Objective:
Lines containing "Mercadorias" are to be counted. Report the count alone.

## START Extracted entries

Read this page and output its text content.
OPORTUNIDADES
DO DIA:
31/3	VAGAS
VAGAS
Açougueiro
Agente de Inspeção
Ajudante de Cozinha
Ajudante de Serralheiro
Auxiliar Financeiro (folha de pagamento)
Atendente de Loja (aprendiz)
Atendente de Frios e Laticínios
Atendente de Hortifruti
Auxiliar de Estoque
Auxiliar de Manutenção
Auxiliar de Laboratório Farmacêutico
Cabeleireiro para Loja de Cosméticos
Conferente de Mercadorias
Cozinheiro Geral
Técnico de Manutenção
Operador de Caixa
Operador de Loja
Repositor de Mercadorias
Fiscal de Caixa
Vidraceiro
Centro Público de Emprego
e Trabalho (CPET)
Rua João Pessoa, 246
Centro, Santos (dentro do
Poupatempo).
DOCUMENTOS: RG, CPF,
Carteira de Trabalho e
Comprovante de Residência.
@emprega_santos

## END Extracted entries

Output of the task:
2